Given problem ▸
Write out the full listing again, exactly as it stands.

[begin Available records]

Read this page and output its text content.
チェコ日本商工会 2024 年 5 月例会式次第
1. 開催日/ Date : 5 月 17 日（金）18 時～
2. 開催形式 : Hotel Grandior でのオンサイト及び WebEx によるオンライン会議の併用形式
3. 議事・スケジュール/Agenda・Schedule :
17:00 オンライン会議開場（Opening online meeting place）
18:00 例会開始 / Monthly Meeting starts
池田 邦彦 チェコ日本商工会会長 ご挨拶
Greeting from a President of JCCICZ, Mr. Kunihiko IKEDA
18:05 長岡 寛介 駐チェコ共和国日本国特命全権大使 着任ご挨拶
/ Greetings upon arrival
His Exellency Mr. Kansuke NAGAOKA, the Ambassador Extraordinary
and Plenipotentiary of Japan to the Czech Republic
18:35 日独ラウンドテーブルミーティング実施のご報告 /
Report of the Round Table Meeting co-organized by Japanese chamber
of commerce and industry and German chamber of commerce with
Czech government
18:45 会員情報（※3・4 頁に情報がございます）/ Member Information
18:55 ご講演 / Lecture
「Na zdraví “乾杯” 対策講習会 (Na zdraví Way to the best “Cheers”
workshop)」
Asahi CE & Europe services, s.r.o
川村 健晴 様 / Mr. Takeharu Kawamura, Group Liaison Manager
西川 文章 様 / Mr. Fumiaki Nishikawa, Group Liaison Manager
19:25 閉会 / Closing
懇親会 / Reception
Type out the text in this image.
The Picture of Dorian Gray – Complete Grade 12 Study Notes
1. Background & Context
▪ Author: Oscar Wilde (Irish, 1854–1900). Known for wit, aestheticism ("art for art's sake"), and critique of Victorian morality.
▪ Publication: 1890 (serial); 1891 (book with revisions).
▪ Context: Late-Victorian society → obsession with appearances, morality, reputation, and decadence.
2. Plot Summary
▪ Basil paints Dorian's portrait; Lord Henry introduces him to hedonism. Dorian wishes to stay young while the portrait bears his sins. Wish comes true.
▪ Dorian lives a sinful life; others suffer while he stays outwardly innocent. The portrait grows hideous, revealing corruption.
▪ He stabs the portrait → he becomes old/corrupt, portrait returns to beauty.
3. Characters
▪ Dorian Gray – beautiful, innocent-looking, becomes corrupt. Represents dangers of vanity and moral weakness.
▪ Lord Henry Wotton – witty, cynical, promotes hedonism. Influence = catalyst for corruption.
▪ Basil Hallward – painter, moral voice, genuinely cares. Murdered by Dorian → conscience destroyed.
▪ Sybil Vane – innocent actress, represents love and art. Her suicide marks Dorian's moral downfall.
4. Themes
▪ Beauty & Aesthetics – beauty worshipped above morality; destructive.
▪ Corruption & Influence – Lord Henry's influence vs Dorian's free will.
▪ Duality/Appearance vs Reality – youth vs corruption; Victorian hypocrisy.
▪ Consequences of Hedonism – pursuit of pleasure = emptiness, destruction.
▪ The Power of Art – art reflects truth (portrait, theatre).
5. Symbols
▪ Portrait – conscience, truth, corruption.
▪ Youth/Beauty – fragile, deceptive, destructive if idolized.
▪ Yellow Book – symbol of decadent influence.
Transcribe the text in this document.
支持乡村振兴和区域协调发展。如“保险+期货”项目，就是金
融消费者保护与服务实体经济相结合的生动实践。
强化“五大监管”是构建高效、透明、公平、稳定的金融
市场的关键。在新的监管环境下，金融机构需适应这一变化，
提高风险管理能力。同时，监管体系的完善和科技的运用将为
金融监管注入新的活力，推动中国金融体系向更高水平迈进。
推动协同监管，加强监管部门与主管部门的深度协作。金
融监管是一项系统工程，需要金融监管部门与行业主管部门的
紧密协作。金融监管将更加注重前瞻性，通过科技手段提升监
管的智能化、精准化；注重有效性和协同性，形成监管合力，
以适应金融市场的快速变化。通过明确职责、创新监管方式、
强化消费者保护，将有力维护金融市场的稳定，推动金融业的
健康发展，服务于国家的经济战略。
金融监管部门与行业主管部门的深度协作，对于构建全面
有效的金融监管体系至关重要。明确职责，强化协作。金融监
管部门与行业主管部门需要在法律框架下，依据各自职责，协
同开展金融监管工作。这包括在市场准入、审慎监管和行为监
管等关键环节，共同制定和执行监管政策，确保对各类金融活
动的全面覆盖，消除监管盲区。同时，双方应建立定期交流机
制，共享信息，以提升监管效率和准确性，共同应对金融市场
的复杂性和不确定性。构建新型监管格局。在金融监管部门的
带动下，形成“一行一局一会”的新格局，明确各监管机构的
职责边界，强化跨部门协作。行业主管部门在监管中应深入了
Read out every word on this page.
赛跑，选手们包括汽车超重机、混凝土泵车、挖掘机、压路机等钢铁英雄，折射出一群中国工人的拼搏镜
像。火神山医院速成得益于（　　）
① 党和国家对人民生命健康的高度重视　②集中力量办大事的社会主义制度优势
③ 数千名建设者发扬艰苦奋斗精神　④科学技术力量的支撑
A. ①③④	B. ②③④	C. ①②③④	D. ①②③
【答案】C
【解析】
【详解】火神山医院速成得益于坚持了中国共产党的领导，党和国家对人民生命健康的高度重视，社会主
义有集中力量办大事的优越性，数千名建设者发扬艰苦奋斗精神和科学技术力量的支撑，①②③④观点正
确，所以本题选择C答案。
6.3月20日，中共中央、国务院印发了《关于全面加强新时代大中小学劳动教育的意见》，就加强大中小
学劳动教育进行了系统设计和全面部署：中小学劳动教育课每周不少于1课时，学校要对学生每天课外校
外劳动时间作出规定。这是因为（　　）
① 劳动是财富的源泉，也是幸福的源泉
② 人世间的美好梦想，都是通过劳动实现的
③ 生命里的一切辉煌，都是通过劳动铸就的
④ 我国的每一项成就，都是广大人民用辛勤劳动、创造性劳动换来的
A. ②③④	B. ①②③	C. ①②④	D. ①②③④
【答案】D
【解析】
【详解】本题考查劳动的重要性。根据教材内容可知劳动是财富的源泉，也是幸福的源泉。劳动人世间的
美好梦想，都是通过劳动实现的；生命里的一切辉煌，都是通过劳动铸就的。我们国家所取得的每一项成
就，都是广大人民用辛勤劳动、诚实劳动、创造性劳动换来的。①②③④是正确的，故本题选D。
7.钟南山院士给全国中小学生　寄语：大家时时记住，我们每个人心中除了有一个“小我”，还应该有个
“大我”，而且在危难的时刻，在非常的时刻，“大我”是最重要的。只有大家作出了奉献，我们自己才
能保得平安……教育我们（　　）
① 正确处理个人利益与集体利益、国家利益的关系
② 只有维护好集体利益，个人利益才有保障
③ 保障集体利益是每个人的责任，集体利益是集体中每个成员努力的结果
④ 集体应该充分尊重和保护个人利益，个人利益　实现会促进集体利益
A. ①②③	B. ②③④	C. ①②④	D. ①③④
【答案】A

[end Available records]

Solution to this problem ▸
Read this page and output its text content.
チェコ日本商工会 2024 年 5 月例会式次第
1. 開催日/ Date : 5 月 17 日（金）18 時～
2. 開催形式 : Hotel Grandior でのオンサイト及び WebEx によるオンライン会議の併用形式
3. 議事・スケジュール/Agenda・Schedule :
17:00 オンライン会議開場（Opening online meeting place）
18:00 例会開始 / Monthly Meeting starts
池田 邦彦 チェコ日本商工会会長 ご挨拶
Greeting from a President of JCCICZ, Mr. Kunihiko IKEDA
18:05 長岡 寛介 駐チェコ共和国日本国特命全権大使 着任ご挨拶
/ Greetings upon arrival
His Exellency Mr. Kansuke NAGAOKA, the Ambassador Extraordinary
and Plenipotentiary of Japan to the Czech Republic
18:35 日独ラウンドテーブルミーティング実施のご報告 /
Report of the Round Table Meeting co-organized by Japanese chamber
of commerce and industry and German chamber of commerce with
Czech government
18:45 会員情報（※3・4 頁に情報がございます）/ Member Information
18:55 ご講演 / Lecture
「Na zdraví “乾杯” 対策講習会 (Na zdraví Way to the best “Cheers”
workshop)」
Asahi CE & Europe services, s.r.o
川村 健晴 様 / Mr. Takeharu Kawamura, Group Liaison Manager
西川 文章 様 / Mr. Fumiaki Nishikawa, Group Liaison Manager
19:25 閉会 / Closing
懇親会 / Reception
Type out the text in this image.
The Picture of Dorian Gray – Complete Grade 12 Study Notes
1. Background & Context
▪ Author: Oscar Wilde (Irish, 1854–1900). Known for wit, aestheticism ("art for art's sake"), and critique of Victorian morality.
▪ Publication: 1890 (serial); 1891 (book with revisions).
▪ Context: Late-Victorian society → obsession with appearances, morality, reputation, and decadence.
2. Plot Summary
▪ Basil paints Dorian's portrait; Lord Henry introduces him to hedonism. Dorian wishes to stay young while the portrait bears his sins. Wish comes true.
▪ Dorian lives a sinful life; others suffer while he stays outwardly innocent. The portrait grows hideous, revealing corruption.
▪ He stabs the portrait → he becomes old/corrupt, portrait returns to beauty.
3. Characters
▪ Dorian Gray – beautiful, innocent-looking, becomes corrupt. Represents dangers of vanity and moral weakness.
▪ Lord Henry Wotton – witty, cynical, promotes hedonism. Influence = catalyst for corruption.
▪ Basil Hallward – painter, moral voice, genuinely cares. Murdered by Dorian → conscience destroyed.
▪ Sybil Vane – innocent actress, represents love and art. Her suicide marks Dorian's moral downfall.
4. Themes
▪ Beauty & Aesthetics – beauty worshipped above morality; destructive.
▪ Corruption & Influence – Lord Henry's influence vs Dorian's free will.
▪ Duality/Appearance vs Reality – youth vs corruption; Victorian hypocrisy.
▪ Consequences of Hedonism – pursuit of pleasure = emptiness, destruction.
▪ The Power of Art – art reflects truth (portrait, theatre).
5. Symbols
▪ Portrait – conscience, truth, corruption.
▪ Youth/Beauty – fragile, deceptive, destructive if idolized.
▪ Yellow Book – symbol of decadent influence.
Transcribe the text in this document.
支持乡村振兴和区域协调发展。如“保险+期货”项目，就是金
融消费者保护与服务实体经济相结合的生动实践。
强化“五大监管”是构建高效、透明、公平、稳定的金融
市场的关键。在新的监管环境下，金融机构需适应这一变化，
提高风险管理能力。同时，监管体系的完善和科技的运用将为
金融监管注入新的活力，推动中国金融体系向更高水平迈进。
推动协同监管，加强监管部门与主管部门的深度协作。金
融监管是一项系统工程，需要金融监管部门与行业主管部门的
紧密协作。金融监管将更加注重前瞻性，通过科技手段提升监
管的智能化、精准化；注重有效性和协同性，形成监管合力，
以适应金融市场的快速变化。通过明确职责、创新监管方式、
强化消费者保护，将有力维护金融市场的稳定，推动金融业的
健康发展，服务于国家的经济战略。
金融监管部门与行业主管部门的深度协作，对于构建全面
有效的金融监管体系至关重要。明确职责，强化协作。金融监
管部门与行业主管部门需要在法律框架下，依据各自职责，协
同开展金融监管工作。这包括在市场准入、审慎监管和行为监
管等关键环节，共同制定和执行监管政策，确保对各类金融活
动的全面覆盖，消除监管盲区。同时，双方应建立定期交流机
制，共享信息，以提升监管效率和准确性，共同应对金融市场
的复杂性和不确定性。构建新型监管格局。在金融监管部门的
带动下，形成“一行一局一会”的新格局，明确各监管机构的
职责边界，强化跨部门协作。行业主管部门在监管中应深入了
Read out every word on this page.
赛跑，选手们包括汽车超重机、混凝土泵车、挖掘机、压路机等钢铁英雄，折射出一群中国工人的拼搏镜
像。火神山医院速成得益于（　　）
① 党和国家对人民生命健康的高度重视　②集中力量办大事的社会主义制度优势
③ 数千名建设者发扬艰苦奋斗精神　④科学技术力量的支撑
A. ①③④	B. ②③④	C. ①②③④	D. ①②③
【答案】C
【解析】
【详解】火神山医院速成得益于坚持了中国共产党的领导，党和国家对人民生命健康的高度重视，社会主
义有集中力量办大事的优越性，数千名建设者发扬艰苦奋斗精神和科学技术力量的支撑，①②③④观点正
确，所以本题选择C答案。
6.3月20日，中共中央、国务院印发了《关于全面加强新时代大中小学劳动教育的意见》，就加强大中小
学劳动教育进行了系统设计和全面部署：中小学劳动教育课每周不少于1课时，学校要对学生每天课外校
外劳动时间作出规定。这是因为（　　）
① 劳动是财富的源泉，也是幸福的源泉
② 人世间的美好梦想，都是通过劳动实现的
③ 生命里的一切辉煌，都是通过劳动铸就的
④ 我国的每一项成就，都是广大人民用辛勤劳动、创造性劳动换来的
A. ②③④	B. ①②③	C. ①②④	D. ①②③④
【答案】D
【解析】
【详解】本题考查劳动的重要性。根据教材内容可知劳动是财富的源泉，也是幸福的源泉。劳动人世间的
美好梦想，都是通过劳动实现的；生命里的一切辉煌，都是通过劳动铸就的。我们国家所取得的每一项成
就，都是广大人民用辛勤劳动、诚实劳动、创造性劳动换来的。①②③④是正确的，故本题选D。
7.钟南山院士给全国中小学生　寄语：大家时时记住，我们每个人心中除了有一个“小我”，还应该有个
“大我”，而且在危难的时刻，在非常的时刻，“大我”是最重要的。只有大家作出了奉献，我们自己才
能保得平安……教育我们（　　）
① 正确处理个人利益与集体利益、国家利益的关系
② 只有维护好集体利益，个人利益才有保障
③ 保障集体利益是每个人的责任，集体利益是集体中每个成员努力的结果
④ 集体应该充分尊重和保护个人利益，个人利益　实现会促进集体利益
A. ①②③	B. ②③④	C. ①②④	D. ①③④
【答案】A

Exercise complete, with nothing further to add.